# Start of Records

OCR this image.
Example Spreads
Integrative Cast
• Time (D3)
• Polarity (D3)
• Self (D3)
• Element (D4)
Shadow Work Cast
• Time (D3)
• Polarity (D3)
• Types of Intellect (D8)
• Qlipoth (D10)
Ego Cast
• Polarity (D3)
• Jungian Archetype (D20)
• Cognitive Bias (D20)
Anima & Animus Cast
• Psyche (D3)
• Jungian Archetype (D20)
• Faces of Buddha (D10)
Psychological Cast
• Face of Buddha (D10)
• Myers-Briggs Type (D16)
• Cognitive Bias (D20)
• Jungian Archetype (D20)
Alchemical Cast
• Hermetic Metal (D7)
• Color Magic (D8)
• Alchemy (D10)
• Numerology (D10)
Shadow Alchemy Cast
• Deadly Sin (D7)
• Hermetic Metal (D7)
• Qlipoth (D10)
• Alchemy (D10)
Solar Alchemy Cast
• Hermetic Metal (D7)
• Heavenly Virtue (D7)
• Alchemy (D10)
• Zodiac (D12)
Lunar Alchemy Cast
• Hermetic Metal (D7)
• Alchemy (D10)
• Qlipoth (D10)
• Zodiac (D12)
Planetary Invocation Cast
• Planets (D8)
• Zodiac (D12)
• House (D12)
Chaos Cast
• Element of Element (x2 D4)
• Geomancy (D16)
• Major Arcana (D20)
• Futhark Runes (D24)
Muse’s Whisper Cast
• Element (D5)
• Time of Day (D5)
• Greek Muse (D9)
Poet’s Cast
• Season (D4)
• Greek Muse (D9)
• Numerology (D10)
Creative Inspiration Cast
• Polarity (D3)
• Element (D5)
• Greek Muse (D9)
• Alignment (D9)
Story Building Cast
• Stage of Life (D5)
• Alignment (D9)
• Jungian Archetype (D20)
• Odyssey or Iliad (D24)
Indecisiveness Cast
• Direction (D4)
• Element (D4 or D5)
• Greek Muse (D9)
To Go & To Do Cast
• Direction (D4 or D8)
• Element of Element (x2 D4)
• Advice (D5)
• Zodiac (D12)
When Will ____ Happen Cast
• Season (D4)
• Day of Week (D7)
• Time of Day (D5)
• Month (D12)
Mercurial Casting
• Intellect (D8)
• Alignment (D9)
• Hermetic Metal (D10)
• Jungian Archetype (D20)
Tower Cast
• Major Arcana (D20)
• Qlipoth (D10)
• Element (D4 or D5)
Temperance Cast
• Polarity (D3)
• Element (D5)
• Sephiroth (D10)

# End of Records

_Written instruction_
Using the exact wording, write out all of the records.

_The solution_
OCR this image.
Example Spreads
Integrative Cast
• Time (D3)
• Polarity (D3)
• Self (D3)
• Element (D4)
Shadow Work Cast
• Time (D3)
• Polarity (D3)
• Types of Intellect (D8)
• Qlipoth (D10)
Ego Cast
• Polarity (D3)
• Jungian Archetype (D20)
• Cognitive Bias (D20)
Anima & Animus Cast
• Psyche (D3)
• Jungian Archetype (D20)
• Faces of Buddha (D10)
Psychological Cast
• Face of Buddha (D10)
• Myers-Briggs Type (D16)
• Cognitive Bias (D20)
• Jungian Archetype (D20)
Alchemical Cast
• Hermetic Metal (D7)
• Color Magic (D8)
• Alchemy (D10)
• Numerology (D10)
Shadow Alchemy Cast
• Deadly Sin (D7)
• Hermetic Metal (D7)
• Qlipoth (D10)
• Alchemy (D10)
Solar Alchemy Cast
• Hermetic Metal (D7)
• Heavenly Virtue (D7)
• Alchemy (D10)
• Zodiac (D12)
Lunar Alchemy Cast
• Hermetic Metal (D7)
• Alchemy (D10)
• Qlipoth (D10)
• Zodiac (D12)
Planetary Invocation Cast
• Planets (D8)
• Zodiac (D12)
• House (D12)
Chaos Cast
• Element of Element (x2 D4)
• Geomancy (D16)
• Major Arcana (D20)
• Futhark Runes (D24)
Muse’s Whisper Cast
• Element (D5)
• Time of Day (D5)
• Greek Muse (D9)
Poet’s Cast
• Season (D4)
• Greek Muse (D9)
• Numerology (D10)
Creative Inspiration Cast
• Polarity (D3)
• Element (D5)
• Greek Muse (D9)
• Alignment (D9)
Story Building Cast
• Stage of Life (D5)
• Alignment (D9)
• Jungian Archetype (D20)
• Odyssey or Iliad (D24)
Indecisiveness Cast
• Direction (D4)
• Element (D4 or D5)
• Greek Muse (D9)
To Go & To Do Cast
• Direction (D4 or D8)
• Element of Element (x2 D4)
• Advice (D5)
• Zodiac (D12)
When Will ____ Happen Cast
• Season (D4)
• Day of Week (D7)
• Time of Day (D5)
• Month (D12)
Mercurial Casting
• Intellect (D8)
• Alignment (D9)
• Hermetic Metal (D10)
• Jungian Archetype (D20)
Tower Cast
• Major Arcana (D20)
• Qlipoth (D10)
• Element (D4 or D5)
Temperance Cast
• Polarity (D3)
• Element (D5)
• Sephiroth (D10)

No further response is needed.